• [OBJECTIVE] Write out every record in full, exactly as written, please.

Structured figure records
"""

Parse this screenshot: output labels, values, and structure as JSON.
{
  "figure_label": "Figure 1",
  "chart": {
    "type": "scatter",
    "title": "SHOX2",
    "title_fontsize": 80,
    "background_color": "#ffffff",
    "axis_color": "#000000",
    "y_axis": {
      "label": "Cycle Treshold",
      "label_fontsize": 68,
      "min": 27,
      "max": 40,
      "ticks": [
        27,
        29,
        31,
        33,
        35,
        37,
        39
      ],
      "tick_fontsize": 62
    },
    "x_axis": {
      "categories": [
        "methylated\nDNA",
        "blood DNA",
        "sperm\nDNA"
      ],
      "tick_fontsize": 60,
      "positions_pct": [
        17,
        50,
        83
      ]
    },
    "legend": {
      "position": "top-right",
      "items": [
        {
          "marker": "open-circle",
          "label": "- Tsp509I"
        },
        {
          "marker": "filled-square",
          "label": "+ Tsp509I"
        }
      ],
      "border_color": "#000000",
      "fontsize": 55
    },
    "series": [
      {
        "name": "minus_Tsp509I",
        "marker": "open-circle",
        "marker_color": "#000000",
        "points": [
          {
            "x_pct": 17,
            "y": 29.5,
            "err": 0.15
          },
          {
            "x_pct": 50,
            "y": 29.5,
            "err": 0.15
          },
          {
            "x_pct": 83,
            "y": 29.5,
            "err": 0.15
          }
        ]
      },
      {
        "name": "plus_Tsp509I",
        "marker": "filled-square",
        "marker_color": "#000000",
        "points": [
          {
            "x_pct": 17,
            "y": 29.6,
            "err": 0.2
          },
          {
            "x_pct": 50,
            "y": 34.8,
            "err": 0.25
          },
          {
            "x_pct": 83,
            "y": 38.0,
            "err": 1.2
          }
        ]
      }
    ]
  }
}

"""

• [SOLUTION]
Parse this screenshot: output labels, values, and structure as JSON.
{
  "figure_label": "Figure 1",
  "chart": {
    "type": "scatter",
    "title": "SHOX2",
    "title_fontsize": 80,
    "background_color": "#ffffff",
    "axis_color": "#000000",
    "y_axis": {
      "label": "Cycle Treshold",
      "label_fontsize": 68,
      "min": 27,
      "max": 40,
      "ticks": [
        27,
        29,
        31,
        33,
        35,
        37,
        39
      ],
      "tick_fontsize": 62
    },
    "x_axis": {
      "categories": [
        "methylated\nDNA",
        "blood DNA",
        "sperm\nDNA"
      ],
      "tick_fontsize": 60,
      "positions_pct": [
        17,
        50,
        83
      ]
    },
    "legend": {
      "position": "top-right",
      "items": [
        {
          "marker": "open-circle",
          "label": "- Tsp509I"
        },
        {
          "marker": "filled-square",
          "label": "+ Tsp509I"
        }
      ],
      "border_color": "#000000",
      "fontsize": 55
    },
    "series": [
      {
        "name": "minus_Tsp509I",
        "marker": "open-circle",
        "marker_color": "#000000",
        "points": [
          {
            "x_pct": 17,
            "y": 29.5,
            "err": 0.15
          },
          {
            "x_pct": 50,
            "y": 29.5,
            "err": 0.15
          },
          {
            "x_pct": 83,
            "y": 29.5,
            "err": 0.15
          }
        ]
      },
      {
        "name": "plus_Tsp509I",
        "marker": "filled-square",
        "marker_color": "#000000",
        "points": [
          {
            "x_pct": 17,
            "y": 29.6,
            "err": 0.2
          },
          {
            "x_pct": 50,
            "y": 34.8,
            "err": 0.25
          },
          {
            "x_pct": 83,
            "y": 38.0,
            "err": 1.2
          }
        ]
      }
    ]
  }
}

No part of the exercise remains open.